§ **Aim**:
Copy all of the material below exactly.

§ **Records for this exercise**:

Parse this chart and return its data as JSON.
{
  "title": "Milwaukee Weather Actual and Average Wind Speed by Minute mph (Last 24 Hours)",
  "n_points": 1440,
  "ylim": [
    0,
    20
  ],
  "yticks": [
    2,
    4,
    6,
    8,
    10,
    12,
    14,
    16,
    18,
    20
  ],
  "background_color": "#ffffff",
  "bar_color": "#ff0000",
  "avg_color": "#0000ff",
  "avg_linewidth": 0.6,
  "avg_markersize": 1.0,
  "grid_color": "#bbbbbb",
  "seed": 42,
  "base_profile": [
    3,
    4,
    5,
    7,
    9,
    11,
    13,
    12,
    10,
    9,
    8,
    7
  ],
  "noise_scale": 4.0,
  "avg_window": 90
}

§ **Problem solution**:
Parse this chart and return its data as JSON.
{
  "title": "Milwaukee Weather Actual and Average Wind Speed by Minute mph (Last 24 Hours)",
  "n_points": 1440,
  "ylim": [
    0,
    20
  ],
  "yticks": [
    2,
    4,
    6,
    8,
    10,
    12,
    14,
    16,
    18,
    20
  ],
  "background_color": "#ffffff",
  "bar_color": "#ff0000",
  "avg_color": "#0000ff",
  "avg_linewidth": 0.6,
  "avg_markersize": 1.0,
  "grid_color": "#bbbbbb",
  "seed": 42,
  "base_profile": [
    3,
    4,
    5,
    7,
    9,
    11,
    13,
    12,
    10,
    9,
    8,
    7
  ],
  "noise_scale": 4.0,
  "avg_window": 90
}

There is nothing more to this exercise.